> EXERCISE TASK: Write the data out again exactly, with no pictures.

> GIVEN ENTRIES:
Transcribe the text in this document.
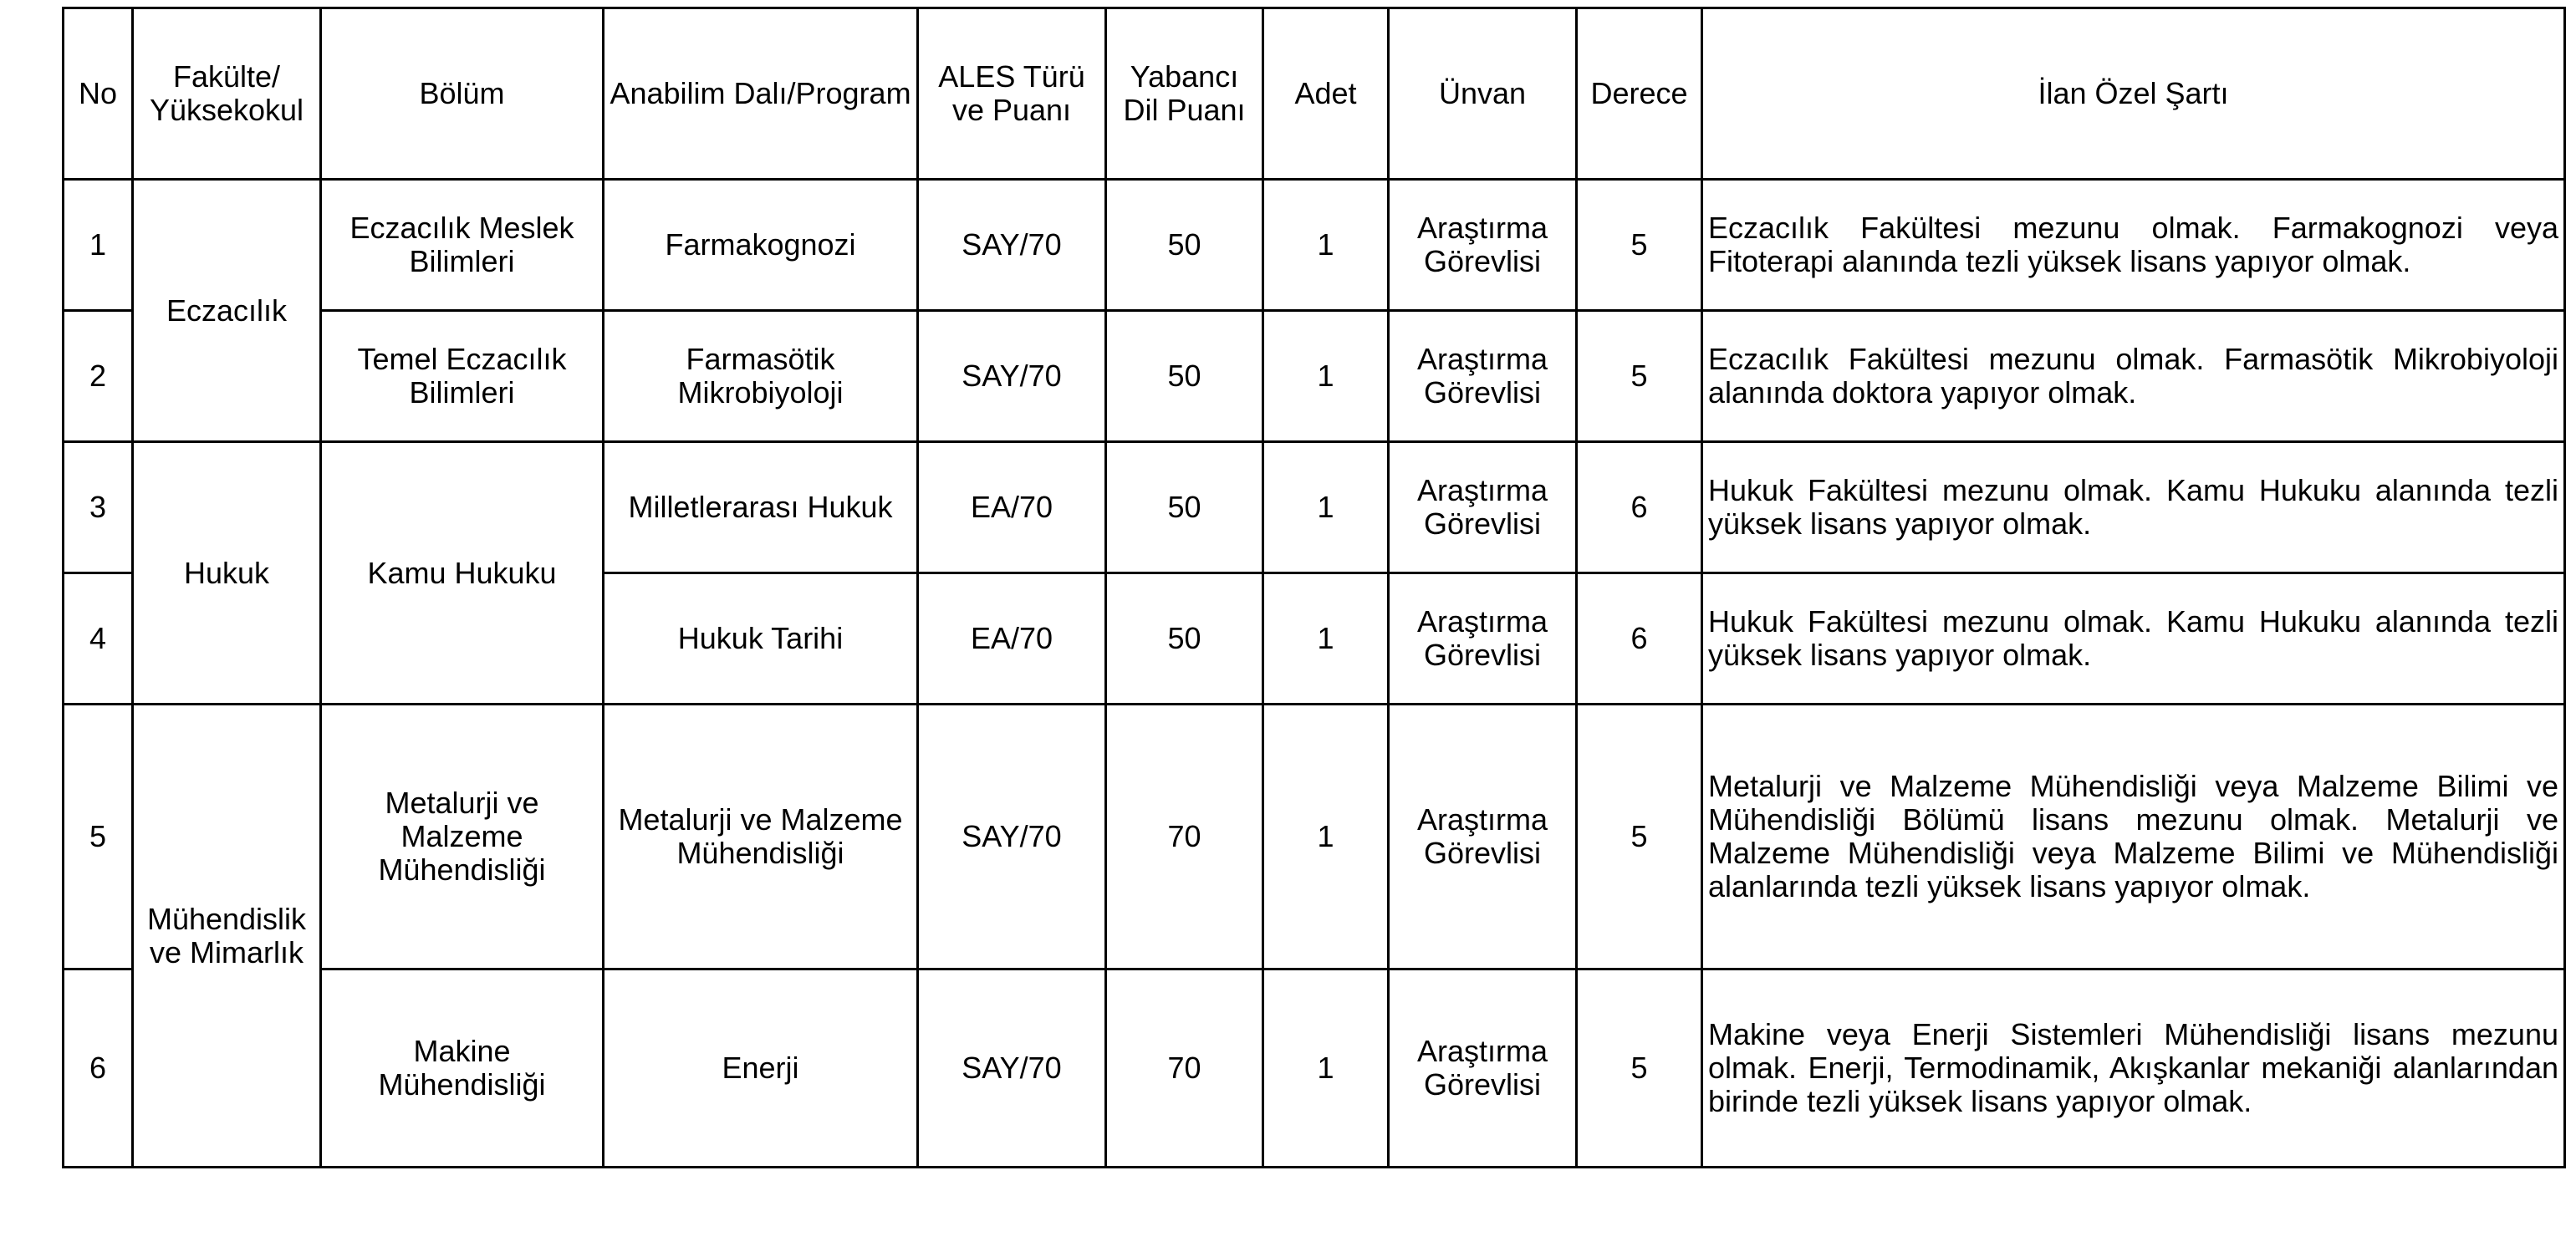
No	Fakülte/ Yüksekokul	Bölüm	Anabilim Dalı/Program	ALES Türü ve Puanı	Yabancı Dil Puanı	Adet	Ünvan	Derece	İlan Özel Şartı
1	Eczacılık	Eczacılık Meslek Bilimleri	Farmakognozi	SAY/70	50	1	Araştırma Görevlisi	5	Eczacılık Fakültesi mezunu olmak. Farmakognozi veya Fitoterapi alanında tezli yüksek lisans yapıyor olmak.
2		Temel Eczacılık Bilimleri	Farmasötik Mikrobiyoloji	SAY/70	50	1	Araştırma Görevlisi	5	Eczacılık Fakültesi mezunu olmak. Farmasötik Mikrobiyoloji alanında doktora yapıyor olmak.
3	Hukuk	Kamu Hukuku	Milletlerarası Hukuk	EA/70	50	1	Araştırma Görevlisi	6	Hukuk Fakültesi mezunu olmak. Kamu Hukuku alanında tezli yüksek lisans yapıyor olmak.
4			Hukuk Tarihi	EA/70	50	1	Araştırma Görevlisi	6	Hukuk Fakültesi mezunu olmak. Kamu Hukuku alanında tezli yüksek lisans yapıyor olmak.
5	Mühendislik ve Mimarlık	Metalurji ve Malzeme Mühendisliği	Metalurji ve Malzeme Mühendisliği	SAY/70	70	1	Araştırma Görevlisi	5	Metalurji ve Malzeme Mühendisliği veya Malzeme Bilimi ve Mühendisliği Bölümü lisans mezunu olmak. Metalurji ve Malzeme Mühendisliği veya Malzeme Bilimi ve Mühendisliği alanlarında tezli yüksek lisans yapıyor olmak.
6		Makine Mühendisliği	Enerji	SAY/70	70	1	Araştırma Görevlisi	5	Makine veya Enerji Sistemleri Mühendisliği lisans mezunu olmak. Enerji, Termodinamik, Akışkanlar mekaniği alanlarından birinde tezli yüksek lisans yapıyor olmak.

> ANSWER TO THE PROBLEM:
Transcribe the text in this document.
No	Fakülte/ Yüksekokul	Bölüm	Anabilim Dalı/Program	ALES Türü ve Puanı	Yabancı Dil Puanı	Adet	Ünvan	Derece	İlan Özel Şartı
1	Eczacılık	Eczacılık Meslek Bilimleri	Farmakognozi	SAY/70	50	1	Araştırma Görevlisi	5	Eczacılık Fakültesi mezunu olmak. Farmakognozi veya Fitoterapi alanında tezli yüksek lisans yapıyor olmak.
2		Temel Eczacılık Bilimleri	Farmasötik Mikrobiyoloji	SAY/70	50	1	Araştırma Görevlisi	5	Eczacılık Fakültesi mezunu olmak. Farmasötik Mikrobiyoloji alanında doktora yapıyor olmak.
3	Hukuk	Kamu Hukuku	Milletlerarası Hukuk	EA/70	50	1	Araştırma Görevlisi	6	Hukuk Fakültesi mezunu olmak. Kamu Hukuku alanında tezli yüksek lisans yapıyor olmak.
4			Hukuk Tarihi	EA/70	50	1	Araştırma Görevlisi	6	Hukuk Fakültesi mezunu olmak. Kamu Hukuku alanında tezli yüksek lisans yapıyor olmak.
5	Mühendislik ve Mimarlık	Metalurji ve Malzeme Mühendisliği	Metalurji ve Malzeme Mühendisliği	SAY/70	70	1	Araştırma Görevlisi	5	Metalurji ve Malzeme Mühendisliği veya Malzeme Bilimi ve Mühendisliği Bölümü lisans mezunu olmak. Metalurji ve Malzeme Mühendisliği veya Malzeme Bilimi ve Mühendisliği alanlarında tezli yüksek lisans yapıyor olmak.
6		Makine Mühendisliği	Enerji	SAY/70	70	1	Araştırma Görevlisi	5	Makine veya Enerji Sistemleri Mühendisliği lisans mezunu olmak. Enerji, Termodinamik, Akışkanlar mekaniği alanlarından birinde tezli yüksek lisans yapıyor olmak.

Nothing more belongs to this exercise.